>> BEGIN
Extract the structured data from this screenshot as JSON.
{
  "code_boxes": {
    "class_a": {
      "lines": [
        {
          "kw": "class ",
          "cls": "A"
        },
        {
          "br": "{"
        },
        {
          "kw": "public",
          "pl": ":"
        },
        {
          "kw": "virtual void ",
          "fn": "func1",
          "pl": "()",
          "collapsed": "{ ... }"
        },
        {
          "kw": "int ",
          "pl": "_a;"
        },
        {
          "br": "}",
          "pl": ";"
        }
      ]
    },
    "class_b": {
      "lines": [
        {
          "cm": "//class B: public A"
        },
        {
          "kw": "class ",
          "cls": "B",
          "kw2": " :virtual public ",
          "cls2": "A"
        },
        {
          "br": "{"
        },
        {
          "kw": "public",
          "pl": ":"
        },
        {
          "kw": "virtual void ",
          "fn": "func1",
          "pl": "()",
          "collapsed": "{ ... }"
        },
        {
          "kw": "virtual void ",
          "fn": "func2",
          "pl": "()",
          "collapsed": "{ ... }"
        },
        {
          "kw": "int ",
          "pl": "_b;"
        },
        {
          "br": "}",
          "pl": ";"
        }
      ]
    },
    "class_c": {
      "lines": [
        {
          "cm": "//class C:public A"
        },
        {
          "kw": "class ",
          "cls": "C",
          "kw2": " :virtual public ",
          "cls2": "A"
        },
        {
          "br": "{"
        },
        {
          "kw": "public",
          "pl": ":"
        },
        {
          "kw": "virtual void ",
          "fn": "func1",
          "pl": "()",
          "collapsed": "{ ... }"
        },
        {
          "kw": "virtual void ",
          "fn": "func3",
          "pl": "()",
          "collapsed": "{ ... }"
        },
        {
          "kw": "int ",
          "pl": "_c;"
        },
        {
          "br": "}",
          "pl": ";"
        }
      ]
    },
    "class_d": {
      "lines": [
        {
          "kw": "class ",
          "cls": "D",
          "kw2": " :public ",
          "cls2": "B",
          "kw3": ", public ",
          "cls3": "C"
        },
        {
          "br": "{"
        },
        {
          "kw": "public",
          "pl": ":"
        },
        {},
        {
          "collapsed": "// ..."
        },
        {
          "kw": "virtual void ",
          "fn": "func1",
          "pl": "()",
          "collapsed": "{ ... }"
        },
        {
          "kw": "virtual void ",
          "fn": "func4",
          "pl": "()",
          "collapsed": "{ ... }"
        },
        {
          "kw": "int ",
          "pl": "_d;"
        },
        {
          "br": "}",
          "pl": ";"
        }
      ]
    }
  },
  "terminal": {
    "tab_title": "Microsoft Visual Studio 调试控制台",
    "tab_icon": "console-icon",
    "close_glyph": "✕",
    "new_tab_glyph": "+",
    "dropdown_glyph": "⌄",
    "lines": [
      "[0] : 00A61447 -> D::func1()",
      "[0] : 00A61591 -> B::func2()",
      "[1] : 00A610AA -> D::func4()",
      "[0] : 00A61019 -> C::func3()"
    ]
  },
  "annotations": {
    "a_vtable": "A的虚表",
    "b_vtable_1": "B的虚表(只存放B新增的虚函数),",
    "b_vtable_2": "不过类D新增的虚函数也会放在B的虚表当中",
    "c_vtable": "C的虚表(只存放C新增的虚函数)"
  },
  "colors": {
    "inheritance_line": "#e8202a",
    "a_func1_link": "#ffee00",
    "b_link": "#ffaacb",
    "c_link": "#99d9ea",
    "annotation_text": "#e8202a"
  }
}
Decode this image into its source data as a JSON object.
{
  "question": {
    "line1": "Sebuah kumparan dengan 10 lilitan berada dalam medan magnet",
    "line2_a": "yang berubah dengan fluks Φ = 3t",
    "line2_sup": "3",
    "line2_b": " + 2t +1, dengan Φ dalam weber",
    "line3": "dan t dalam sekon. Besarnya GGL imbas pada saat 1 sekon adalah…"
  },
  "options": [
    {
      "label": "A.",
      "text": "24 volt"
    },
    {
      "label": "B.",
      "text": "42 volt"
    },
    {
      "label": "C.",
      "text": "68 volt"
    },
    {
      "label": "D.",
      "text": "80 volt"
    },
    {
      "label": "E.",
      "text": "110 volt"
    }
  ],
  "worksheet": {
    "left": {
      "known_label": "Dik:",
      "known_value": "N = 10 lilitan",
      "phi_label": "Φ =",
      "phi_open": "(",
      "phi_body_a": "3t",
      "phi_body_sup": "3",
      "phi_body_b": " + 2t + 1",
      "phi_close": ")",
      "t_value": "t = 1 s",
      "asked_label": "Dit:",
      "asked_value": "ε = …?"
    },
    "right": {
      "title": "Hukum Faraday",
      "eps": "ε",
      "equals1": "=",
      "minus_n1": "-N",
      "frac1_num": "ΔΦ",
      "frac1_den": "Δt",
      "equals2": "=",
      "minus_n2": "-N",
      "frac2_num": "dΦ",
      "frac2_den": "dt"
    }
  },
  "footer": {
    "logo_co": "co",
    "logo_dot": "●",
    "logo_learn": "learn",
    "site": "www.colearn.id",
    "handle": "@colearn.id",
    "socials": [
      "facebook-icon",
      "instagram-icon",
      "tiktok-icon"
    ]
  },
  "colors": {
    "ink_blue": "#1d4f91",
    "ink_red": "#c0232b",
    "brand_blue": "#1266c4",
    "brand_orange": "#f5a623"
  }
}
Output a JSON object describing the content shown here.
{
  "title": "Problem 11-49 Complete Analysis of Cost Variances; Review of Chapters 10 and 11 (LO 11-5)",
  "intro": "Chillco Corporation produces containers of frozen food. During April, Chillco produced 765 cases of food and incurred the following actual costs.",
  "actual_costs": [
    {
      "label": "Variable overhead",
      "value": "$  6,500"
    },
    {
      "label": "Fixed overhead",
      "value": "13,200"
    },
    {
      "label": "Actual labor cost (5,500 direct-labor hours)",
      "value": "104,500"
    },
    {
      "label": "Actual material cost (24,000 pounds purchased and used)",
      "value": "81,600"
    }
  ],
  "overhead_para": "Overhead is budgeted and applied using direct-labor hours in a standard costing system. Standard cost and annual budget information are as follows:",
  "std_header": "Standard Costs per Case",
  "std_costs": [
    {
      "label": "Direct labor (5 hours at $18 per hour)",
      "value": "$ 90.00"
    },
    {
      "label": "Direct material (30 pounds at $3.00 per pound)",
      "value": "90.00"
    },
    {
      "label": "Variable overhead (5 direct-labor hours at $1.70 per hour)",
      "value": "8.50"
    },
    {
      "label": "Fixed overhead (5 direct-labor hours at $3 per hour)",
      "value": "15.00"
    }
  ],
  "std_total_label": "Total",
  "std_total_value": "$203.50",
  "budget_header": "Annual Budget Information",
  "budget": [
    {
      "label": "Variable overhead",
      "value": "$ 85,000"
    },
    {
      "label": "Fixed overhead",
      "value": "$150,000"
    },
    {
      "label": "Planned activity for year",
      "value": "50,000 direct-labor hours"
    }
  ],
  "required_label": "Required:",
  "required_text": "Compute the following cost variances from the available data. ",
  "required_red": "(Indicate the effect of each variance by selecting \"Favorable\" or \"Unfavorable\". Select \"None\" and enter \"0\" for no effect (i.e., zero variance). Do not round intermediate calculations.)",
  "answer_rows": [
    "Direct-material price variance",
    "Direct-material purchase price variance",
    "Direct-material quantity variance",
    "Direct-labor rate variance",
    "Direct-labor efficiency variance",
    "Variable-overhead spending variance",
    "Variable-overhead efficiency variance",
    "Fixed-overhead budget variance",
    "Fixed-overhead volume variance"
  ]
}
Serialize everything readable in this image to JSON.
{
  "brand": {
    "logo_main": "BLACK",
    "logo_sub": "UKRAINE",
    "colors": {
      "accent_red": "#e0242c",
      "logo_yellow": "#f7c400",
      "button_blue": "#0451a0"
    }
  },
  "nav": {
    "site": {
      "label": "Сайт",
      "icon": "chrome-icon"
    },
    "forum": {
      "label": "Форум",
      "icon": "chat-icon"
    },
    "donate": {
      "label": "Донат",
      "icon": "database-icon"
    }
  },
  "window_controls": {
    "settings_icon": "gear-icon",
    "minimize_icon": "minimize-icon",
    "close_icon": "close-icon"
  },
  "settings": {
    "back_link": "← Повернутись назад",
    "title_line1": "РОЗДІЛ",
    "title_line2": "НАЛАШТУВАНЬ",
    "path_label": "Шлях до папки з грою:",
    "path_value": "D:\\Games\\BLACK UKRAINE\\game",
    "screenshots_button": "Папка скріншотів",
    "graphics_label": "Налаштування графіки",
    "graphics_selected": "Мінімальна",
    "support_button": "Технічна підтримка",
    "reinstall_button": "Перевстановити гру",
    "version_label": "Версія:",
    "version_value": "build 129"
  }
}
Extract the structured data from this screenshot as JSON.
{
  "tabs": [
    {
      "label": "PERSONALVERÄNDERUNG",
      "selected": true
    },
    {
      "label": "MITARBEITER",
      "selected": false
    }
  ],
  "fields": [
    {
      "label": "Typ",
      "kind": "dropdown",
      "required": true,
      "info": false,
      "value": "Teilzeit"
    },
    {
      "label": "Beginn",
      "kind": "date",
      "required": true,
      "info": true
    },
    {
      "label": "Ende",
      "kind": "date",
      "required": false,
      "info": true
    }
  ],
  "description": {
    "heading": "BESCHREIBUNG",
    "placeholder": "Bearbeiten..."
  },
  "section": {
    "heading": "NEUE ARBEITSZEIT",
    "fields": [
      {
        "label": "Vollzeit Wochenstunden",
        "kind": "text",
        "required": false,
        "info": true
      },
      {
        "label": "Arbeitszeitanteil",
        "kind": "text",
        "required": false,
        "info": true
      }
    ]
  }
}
>> END
» What you should do
Find each line in the records holding the string "Variable" and show it.

» Answer to this problem
      "label": "Variable overhead",
      "label": "Variable overhead (5 direct-labor hours at $1.70 per hour)",
      "label": "Variable overhead",
    "Variable-overhead spending variance",
    "Variable-overhead efficiency variance",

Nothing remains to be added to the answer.